→ DATASET ENTRIES
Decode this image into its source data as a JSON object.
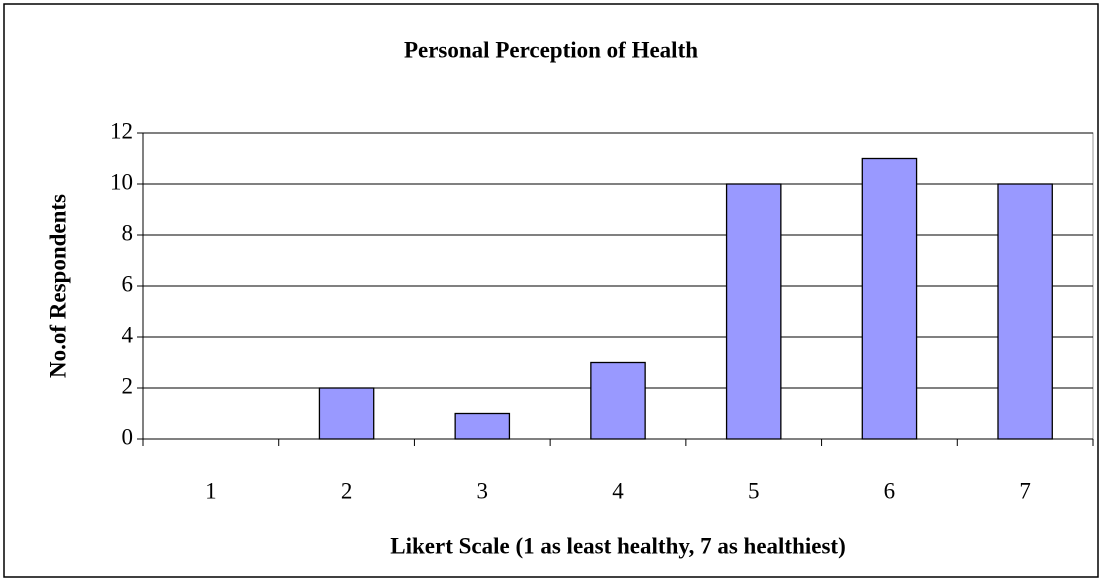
{
  "chart_data": {
    "type": "bar",
    "title": "Personal Perception of Health",
    "x_label": "Likert Scale (1 as least healthy, 7 as healthiest)",
    "y_label": "No.of Respondents",
    "categories": [
      "1",
      "2",
      "3",
      "4",
      "5",
      "6",
      "7"
    ],
    "values": [
      0,
      2,
      1,
      3,
      10,
      11,
      10
    ],
    "color": "#9999ff",
    "ylim": [
      0,
      12
    ],
    "yticks": [
      0,
      2,
      4,
      6,
      8,
      10,
      12
    ],
    "grid": true
  }
}
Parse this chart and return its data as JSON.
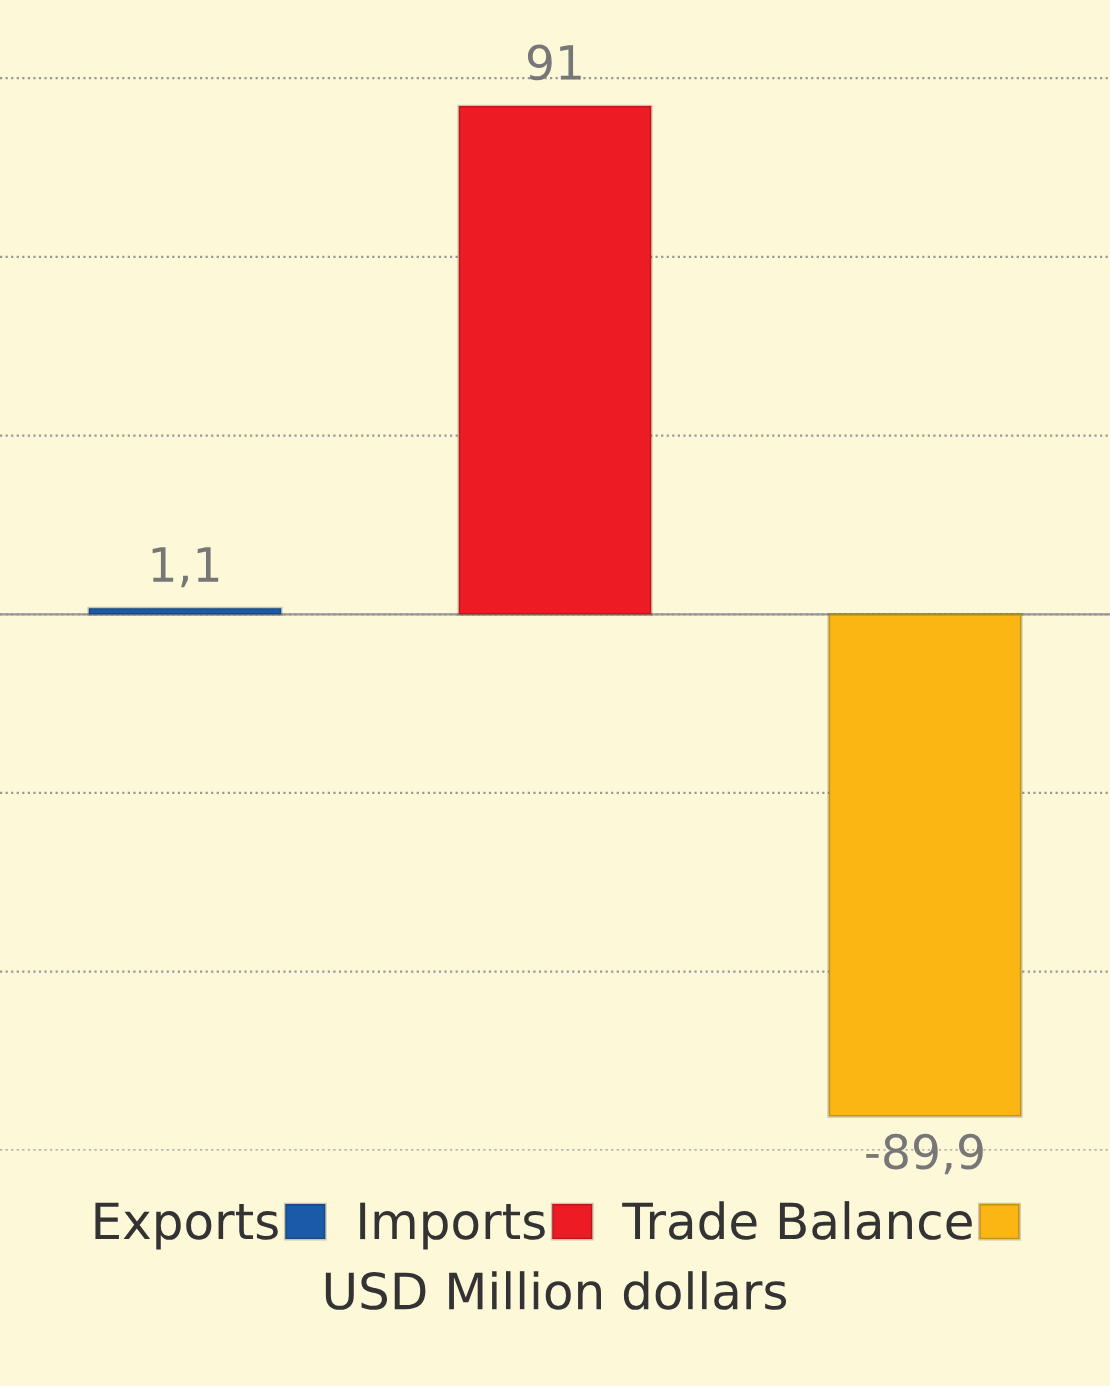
{
  "chart_data": {
    "type": "bar",
    "xlabel": "USD Million dollars",
    "categories": [
      null,
      null,
      null
    ],
    "series": [
      {
        "name": "Exports",
        "color": "#1b5aa6",
        "values": [
          1.1,
          null,
          null
        ],
        "value_labels": [
          "1,1",
          null,
          null
        ]
      },
      {
        "name": "Imports",
        "color": "#ed1c24",
        "values": [
          null,
          91,
          null
        ],
        "value_labels": [
          null,
          "91",
          null
        ]
      },
      {
        "name": "Trade Balance",
        "color": "#fbb614",
        "values": [
          null,
          null,
          -89.9
        ],
        "value_labels": [
          null,
          null,
          "-89,9"
        ]
      }
    ],
    "ylim": [
      -96,
      110
    ],
    "yticks": [
      {
        "value": -96,
        "label": null
      },
      {
        "value": -64,
        "label": null
      },
      {
        "value": -32,
        "label": null
      },
      {
        "value": 0,
        "label": null
      },
      {
        "value": 32,
        "label": null
      },
      {
        "value": 64,
        "label": null
      },
      {
        "value": 96,
        "label": null
      }
    ],
    "stacked": true,
    "grid": "y",
    "legend": "bottom"
  }
}
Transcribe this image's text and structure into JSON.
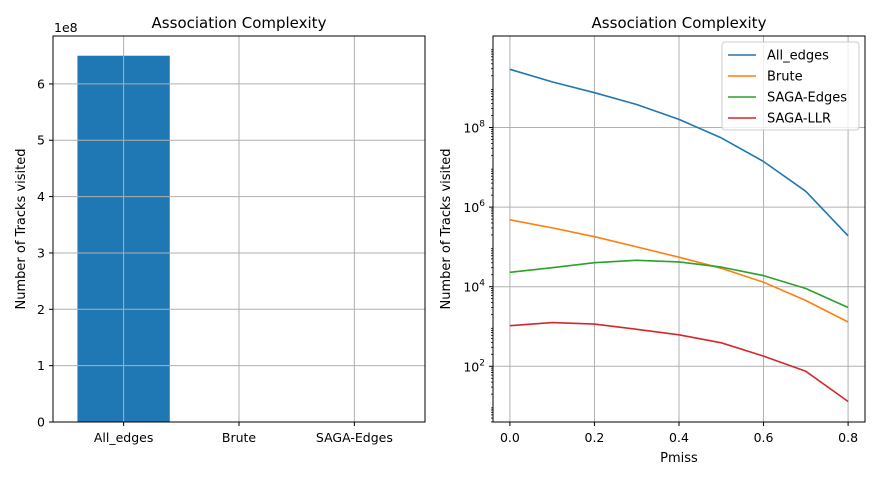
{
  "chart_data": [
    {
      "type": "bar",
      "title": "Association Complexity",
      "xlabel": "",
      "ylabel": "Number of Tracks visited",
      "offset_label": "1e8",
      "categories": [
        "All_edges",
        "Brute",
        "SAGA-Edges"
      ],
      "values": [
        6.5,
        5e-06,
        0.00026
      ],
      "value_multiplier": 100000000,
      "ylim": [
        0,
        6.85
      ],
      "yticks": [
        0,
        1,
        2,
        3,
        4,
        5,
        6
      ],
      "bar_color": "#1f77b4",
      "grid": true
    },
    {
      "type": "line",
      "title": "Association Complexity",
      "xlabel": "Pmiss",
      "ylabel": "Number of Tracks visited",
      "yscale": "log",
      "xlim": [
        -0.04,
        0.84
      ],
      "ylim_log10": [
        0.6,
        10.3
      ],
      "xticks": [
        "0.0",
        "0.2",
        "0.4",
        "0.6",
        "0.8"
      ],
      "yticks_exp": [
        2,
        4,
        6,
        8
      ],
      "x": [
        0.0,
        0.1,
        0.2,
        0.3,
        0.4,
        0.5,
        0.6,
        0.7,
        0.8
      ],
      "series": [
        {
          "name": "All_edges",
          "color": "#1f77b4",
          "values": [
            2900000000,
            1400000000,
            750000000,
            380000000,
            160000000,
            55000000,
            14000000,
            2500000,
            190000
          ]
        },
        {
          "name": "Brute",
          "color": "#ff7f0e",
          "values": [
            480000,
            300000,
            180000,
            100000,
            55000,
            29000,
            13000,
            4500,
            1300
          ]
        },
        {
          "name": "SAGA-Edges",
          "color": "#2ca02c",
          "values": [
            23000,
            30000,
            40000,
            46000,
            42000,
            31000,
            19000,
            9000,
            3000
          ]
        },
        {
          "name": "SAGA-LLR",
          "color": "#d62728",
          "values": [
            1050,
            1250,
            1150,
            850,
            620,
            390,
            180,
            75,
            13
          ]
        }
      ],
      "legend_position": "upper right",
      "grid": true
    }
  ]
}
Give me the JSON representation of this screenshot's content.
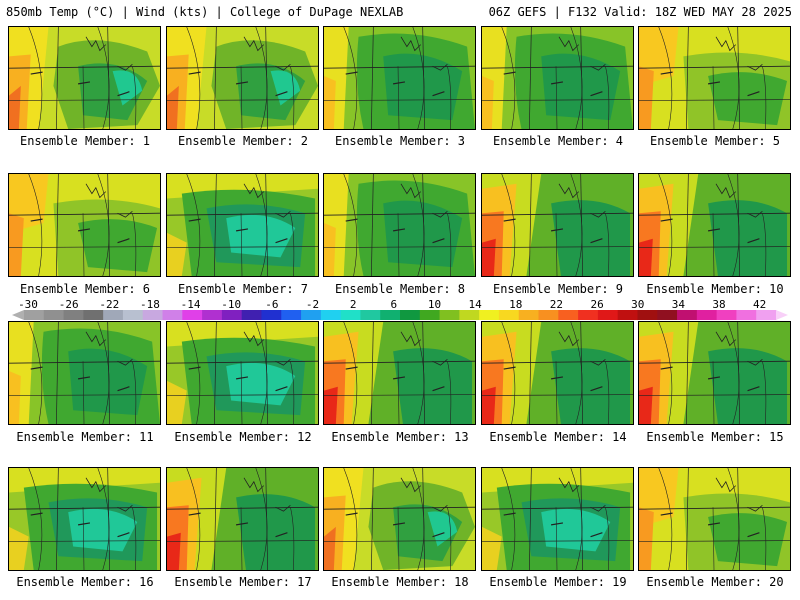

→ AIM OF THE EXERCISE
Using the material above, return every line exactly as it appears, minus the pictures.

→ WORKED ANSWER
Decode this image into its source data as a JSON object.
{
  "chart_data": {
    "type": "bar",
    "title": "Personal Perception of Health",
    "x_label": "Likert Scale (1 as least healthy, 7 as healthiest)",
    "y_label": "No.of Respondents",
    "categories": [
      "1",
      "2",
      "3",
      "4",
      "5",
      "6",
      "7"
    ],
    "values": [
      0,
      2,
      1,
      3,
      10,
      11,
      10
    ],
    "color": "#9999ff",
    "ylim": [
      0,
      12
    ],
    "yticks": [
      0,
      2,
      4,
      6,
      8,
      10,
      12
    ],
    "grid": true
  }
}
Parse this chart and return its data as JSON.
{
  "chart_data": {
    "type": "bar",
    "xlabel": "USD Million dollars",
    "categories": [
      null,
      null,
      null
    ],
    "series": [
      {
        "name": "Exports",
        "color": "#1b5aa6",
        "values": [
          1.1,
          null,
          null
        ],
        "value_labels": [
          "1,1",
          null,
          null
        ]
      },
      {
        "name": "Imports",
        "color": "#ed1c24",
        "values": [
          null,
          91,
          null
        ],
        "value_labels": [
          null,
          "91",
          null
        ]
      },
      {
        "name": "Trade Balance",
        "color": "#fbb614",
        "values": [
          null,
          null,
          -89.9
        ],
        "value_labels": [
          null,
          null,
          "-89,9"
        ]
      }
    ],
    "ylim": [
      -96,
      110
    ],
    "yticks": [
      {
        "value": -96,
        "label": null
      },
      {
        "value": -64,
        "label": null
      },
      {
        "value": -32,
        "label": null
      },
      {
        "value": 0,
        "label": null
      },
      {
        "value": 32,
        "label": null
      },
      {
        "value": 64,
        "label": null
      },
      {
        "value": 96,
        "label": null
      }
    ],
    "stacked": true,
    "grid": "y",
    "legend": "bottom"
  }
}
Transcribe this image's text and structure into JSON.
{
  "chart_data": [
    {
      "type": "bar",
      "title": "Association Complexity",
      "xlabel": "",
      "ylabel": "Number of Tracks visited",
      "offset_label": "1e8",
      "categories": [
        "All_edges",
        "Brute",
        "SAGA-Edges"
      ],
      "values": [
        6.5,
        5e-06,
        0.00026
      ],
      "value_multiplier": 100000000,
      "ylim": [
        0,
        6.85
      ],
      "yticks": [
        0,
        1,
        2,
        3,
        4,
        5,
        6
      ],
      "bar_color": "#1f77b4",
      "grid": true
    },
    {
      "type": "line",
      "title": "Association Complexity",
      "xlabel": "Pmiss",
      "ylabel": "Number of Tracks visited",
      "yscale": "log",
      "xlim": [
        -0.04,
        0.84
      ],
      "ylim_log10": [
        0.6,
        10.3
      ],
      "xticks": [
        "0.0",
        "0.2",
        "0.4",
        "0.6",
        "0.8"
      ],
      "yticks_exp": [
        2,
        4,
        6,
        8
      ],
      "x": [
        0.0,
        0.1,
        0.2,
        0.3,
        0.4,
        0.5,
        0.6,
        0.7,
        0.8
      ],
      "series": [
        {
          "name": "All_edges",
          "color": "#1f77b4",
          "values": [
            2900000000,
            1400000000,
            750000000,
            380000000,
            160000000,
            55000000,
            14000000,
            2500000,
            190000
          ]
        },
        {
          "name": "Brute",
          "color": "#ff7f0e",
          "values": [
            480000,
            300000,
            180000,
            100000,
            55000,
            29000,
            13000,
            4500,
            1300
          ]
        },
        {
          "name": "SAGA-Edges",
          "color": "#2ca02c",
          "values": [
            23000,
            30000,
            40000,
            46000,
            42000,
            31000,
            19000,
            9000,
            3000
          ]
        },
        {
          "name": "SAGA-LLR",
          "color": "#d62728",
          "values": [
            1050,
            1250,
            1150,
            850,
            620,
            390,
            180,
            75,
            13
          ]
        }
      ],
      "legend_position": "upper right",
      "grid": true
    }
  ]
}
Give me the JSON representation of this screenshot's content.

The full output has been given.